*** Extracted entries

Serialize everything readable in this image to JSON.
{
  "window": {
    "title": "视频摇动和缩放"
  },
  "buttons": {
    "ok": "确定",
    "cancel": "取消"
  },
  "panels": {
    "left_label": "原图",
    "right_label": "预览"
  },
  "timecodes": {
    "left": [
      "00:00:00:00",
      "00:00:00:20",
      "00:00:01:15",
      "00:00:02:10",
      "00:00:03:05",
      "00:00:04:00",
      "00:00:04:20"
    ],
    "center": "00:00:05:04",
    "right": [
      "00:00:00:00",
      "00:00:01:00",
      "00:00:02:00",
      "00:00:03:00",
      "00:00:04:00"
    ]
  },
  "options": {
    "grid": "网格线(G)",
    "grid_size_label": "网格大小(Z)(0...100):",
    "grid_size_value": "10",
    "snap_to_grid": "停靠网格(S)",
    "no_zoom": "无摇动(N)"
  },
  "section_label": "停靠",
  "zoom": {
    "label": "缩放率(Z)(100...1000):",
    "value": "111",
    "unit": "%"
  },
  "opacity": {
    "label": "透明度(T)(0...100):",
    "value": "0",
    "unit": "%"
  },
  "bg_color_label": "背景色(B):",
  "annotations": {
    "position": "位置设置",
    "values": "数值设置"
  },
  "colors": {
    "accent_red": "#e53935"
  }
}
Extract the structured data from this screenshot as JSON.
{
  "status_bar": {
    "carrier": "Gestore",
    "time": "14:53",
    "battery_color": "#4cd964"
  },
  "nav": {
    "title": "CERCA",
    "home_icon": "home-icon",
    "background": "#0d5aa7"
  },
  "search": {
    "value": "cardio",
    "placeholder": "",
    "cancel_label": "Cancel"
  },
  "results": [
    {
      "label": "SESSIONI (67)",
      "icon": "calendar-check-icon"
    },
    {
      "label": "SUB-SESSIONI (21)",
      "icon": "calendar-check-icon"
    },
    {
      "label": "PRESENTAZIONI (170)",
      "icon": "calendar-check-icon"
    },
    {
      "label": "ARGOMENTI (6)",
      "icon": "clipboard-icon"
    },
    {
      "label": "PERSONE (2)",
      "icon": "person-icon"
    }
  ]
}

******

**Set exercise**
Quote all the records exactly, please, leaving none out.

**The result**
Serialize everything readable in this image to JSON.
{
  "window": {
    "title": "视频摇动和缩放"
  },
  "buttons": {
    "ok": "确定",
    "cancel": "取消"
  },
  "panels": {
    "left_label": "原图",
    "right_label": "预览"
  },
  "timecodes": {
    "left": [
      "00:00:00:00",
      "00:00:00:20",
      "00:00:01:15",
      "00:00:02:10",
      "00:00:03:05",
      "00:00:04:00",
      "00:00:04:20"
    ],
    "center": "00:00:05:04",
    "right": [
      "00:00:00:00",
      "00:00:01:00",
      "00:00:02:00",
      "00:00:03:00",
      "00:00:04:00"
    ]
  },
  "options": {
    "grid": "网格线(G)",
    "grid_size_label": "网格大小(Z)(0...100):",
    "grid_size_value": "10",
    "snap_to_grid": "停靠网格(S)",
    "no_zoom": "无摇动(N)"
  },
  "section_label": "停靠",
  "zoom": {
    "label": "缩放率(Z)(100...1000):",
    "value": "111",
    "unit": "%"
  },
  "opacity": {
    "label": "透明度(T)(0...100):",
    "value": "0",
    "unit": "%"
  },
  "bg_color_label": "背景色(B):",
  "annotations": {
    "position": "位置设置",
    "values": "数值设置"
  },
  "colors": {
    "accent_red": "#e53935"
  }
}
Extract the structured data from this screenshot as JSON.
{
  "status_bar": {
    "carrier": "Gestore",
    "time": "14:53",
    "battery_color": "#4cd964"
  },
  "nav": {
    "title": "CERCA",
    "home_icon": "home-icon",
    "background": "#0d5aa7"
  },
  "search": {
    "value": "cardio",
    "placeholder": "",
    "cancel_label": "Cancel"
  },
  "results": [
    {
      "label": "SESSIONI (67)",
      "icon": "calendar-check-icon"
    },
    {
      "label": "SUB-SESSIONI (21)",
      "icon": "calendar-check-icon"
    },
    {
      "label": "PRESENTAZIONI (170)",
      "icon": "calendar-check-icon"
    },
    {
      "label": "ARGOMENTI (6)",
      "icon": "clipboard-icon"
    },
    {
      "label": "PERSONE (2)",
      "icon": "person-icon"
    }
  ]
}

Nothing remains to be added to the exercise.